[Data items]
* BEGIN *

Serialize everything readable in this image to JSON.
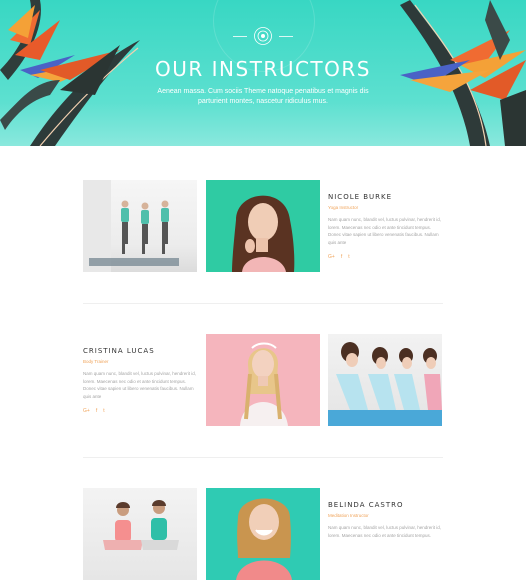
{
  "hero": {
    "title": "OUR INSTRUCTORS",
    "subtitle": "Aenean massa. Cum sociis Theme natoque penatibus et magnis dis parturient montes, nascetur ridiculus mus."
  },
  "instructors": [
    {
      "name": "NICOLE BURKE",
      "role": "Yoga Instructor",
      "bio": "Nam quam nunc, blandit vel, luctus pulvinar, hendrerit id, lorem. Maecenas nec odio et ante tincidunt tempus. Donec vitae sapien ut libero venenatis faucibus. Nullam quis ante",
      "social": [
        "G+",
        "f",
        "t"
      ]
    },
    {
      "name": "CRISTINA LUCAS",
      "role": "Body Trainer",
      "bio": "Nam quam nunc, blandit vel, luctus pulvinar, hendrerit id, lorem. Maecenas nec odio et ante tincidunt tempus. Donec vitae sapien ut libero venenatis faucibus. Nullam quis ante",
      "social": [
        "G+",
        "f",
        "t"
      ]
    },
    {
      "name": "BELINDA CASTRO",
      "role": "Meditation Instructor",
      "bio": "Nam quam nunc, blandit vel, luctus pulvinar, hendrerit id, lorem. Maecenas nec odio et ante tincidunt tempus.",
      "social": []
    }
  ],
  "colors": {
    "accent": "#f0a45b",
    "teal": "#38d7c3",
    "pink": "#f5b5bd"
  }
}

* END *

- Work required:
Can you retype every record above exactly, leaving out the pictures?

- Answer to the problem:
Serialize everything readable in this image to JSON.
{
  "hero": {
    "title": "OUR INSTRUCTORS",
    "subtitle": "Aenean massa. Cum sociis Theme natoque penatibus et magnis dis parturient montes, nascetur ridiculus mus."
  },
  "instructors": [
    {
      "name": "NICOLE BURKE",
      "role": "Yoga Instructor",
      "bio": "Nam quam nunc, blandit vel, luctus pulvinar, hendrerit id, lorem. Maecenas nec odio et ante tincidunt tempus. Donec vitae sapien ut libero venenatis faucibus. Nullam quis ante",
      "social": [
        "G+",
        "f",
        "t"
      ]
    },
    {
      "name": "CRISTINA LUCAS",
      "role": "Body Trainer",
      "bio": "Nam quam nunc, blandit vel, luctus pulvinar, hendrerit id, lorem. Maecenas nec odio et ante tincidunt tempus. Donec vitae sapien ut libero venenatis faucibus. Nullam quis ante",
      "social": [
        "G+",
        "f",
        "t"
      ]
    },
    {
      "name": "BELINDA CASTRO",
      "role": "Meditation Instructor",
      "bio": "Nam quam nunc, blandit vel, luctus pulvinar, hendrerit id, lorem. Maecenas nec odio et ante tincidunt tempus.",
      "social": []
    }
  ],
  "colors": {
    "accent": "#f0a45b",
    "teal": "#38d7c3",
    "pink": "#f5b5bd"
  }
}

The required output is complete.